#### INSTRUCTION:
Omit every picture and return the rest of the data unaltered.

#### Data entries:

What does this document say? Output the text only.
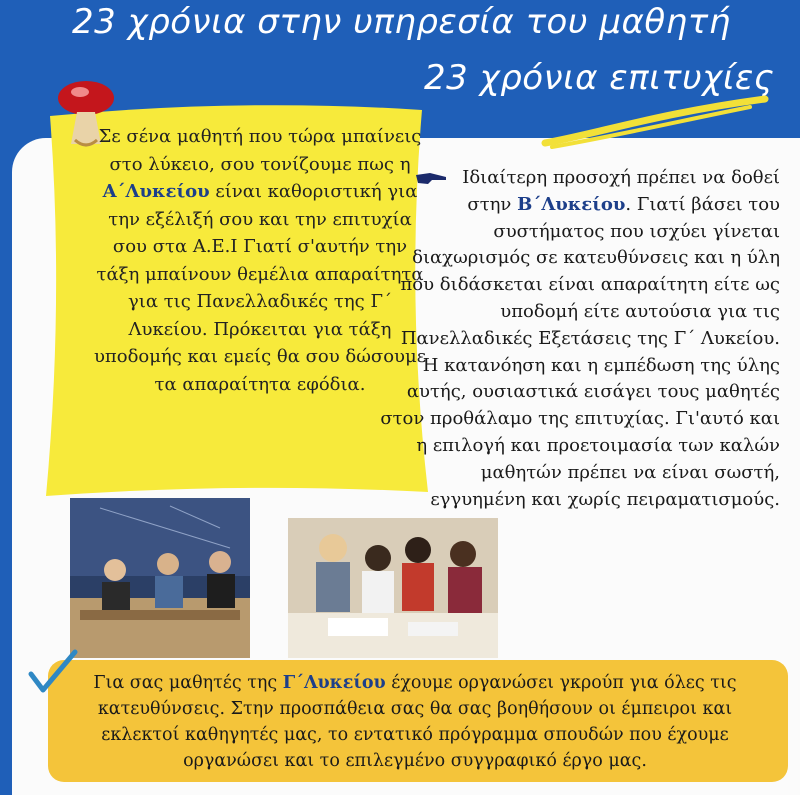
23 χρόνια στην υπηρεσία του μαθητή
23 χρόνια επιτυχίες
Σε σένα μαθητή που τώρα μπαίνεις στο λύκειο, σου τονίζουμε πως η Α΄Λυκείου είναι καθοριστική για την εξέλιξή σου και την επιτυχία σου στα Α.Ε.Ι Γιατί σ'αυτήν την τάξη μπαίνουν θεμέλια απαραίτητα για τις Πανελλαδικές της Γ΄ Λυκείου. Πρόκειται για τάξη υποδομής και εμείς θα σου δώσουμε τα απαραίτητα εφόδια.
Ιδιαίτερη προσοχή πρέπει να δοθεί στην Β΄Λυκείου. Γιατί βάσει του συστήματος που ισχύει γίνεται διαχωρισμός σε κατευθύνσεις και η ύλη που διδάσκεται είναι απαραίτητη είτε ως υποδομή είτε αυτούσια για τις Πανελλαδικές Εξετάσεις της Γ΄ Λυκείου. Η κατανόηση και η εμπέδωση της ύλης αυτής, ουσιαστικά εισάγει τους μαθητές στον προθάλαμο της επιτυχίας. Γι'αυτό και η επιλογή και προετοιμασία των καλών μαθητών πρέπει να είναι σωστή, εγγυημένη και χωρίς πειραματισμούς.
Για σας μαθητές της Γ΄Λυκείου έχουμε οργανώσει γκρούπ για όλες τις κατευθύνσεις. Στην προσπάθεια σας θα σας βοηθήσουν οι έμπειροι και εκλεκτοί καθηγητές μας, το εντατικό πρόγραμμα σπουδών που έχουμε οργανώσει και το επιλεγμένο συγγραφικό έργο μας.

#### TASK OUTPUT:
What does this document say? Output the text only.
23 χρόνια στην υπηρεσία του μαθητή
23 χρόνια επιτυχίες
Σε σένα μαθητή που τώρα μπαίνεις στο λύκειο, σου τονίζουμε πως η Α΄Λυκείου είναι καθοριστική για την εξέλιξή σου και την επιτυχία σου στα Α.Ε.Ι Γιατί σ'αυτήν την τάξη μπαίνουν θεμέλια απαραίτητα για τις Πανελλαδικές της Γ΄ Λυκείου. Πρόκειται για τάξη υποδομής και εμείς θα σου δώσουμε τα απαραίτητα εφόδια.
Ιδιαίτερη προσοχή πρέπει να δοθεί στην Β΄Λυκείου. Γιατί βάσει του συστήματος που ισχύει γίνεται διαχωρισμός σε κατευθύνσεις και η ύλη που διδάσκεται είναι απαραίτητη είτε ως υποδομή είτε αυτούσια για τις Πανελλαδικές Εξετάσεις της Γ΄ Λυκείου. Η κατανόηση και η εμπέδωση της ύλης αυτής, ουσιαστικά εισάγει τους μαθητές στον προθάλαμο της επιτυχίας. Γι'αυτό και η επιλογή και προετοιμασία των καλών μαθητών πρέπει να είναι σωστή, εγγυημένη και χωρίς πειραματισμούς.
Για σας μαθητές της Γ΄Λυκείου έχουμε οργανώσει γκρούπ για όλες τις κατευθύνσεις. Στην προσπάθεια σας θα σας βοηθήσουν οι έμπειροι και εκλεκτοί καθηγητές μας, το εντατικό πρόγραμμα σπουδών που έχουμε οργανώσει και το επιλεγμένο συγγραφικό έργο μας.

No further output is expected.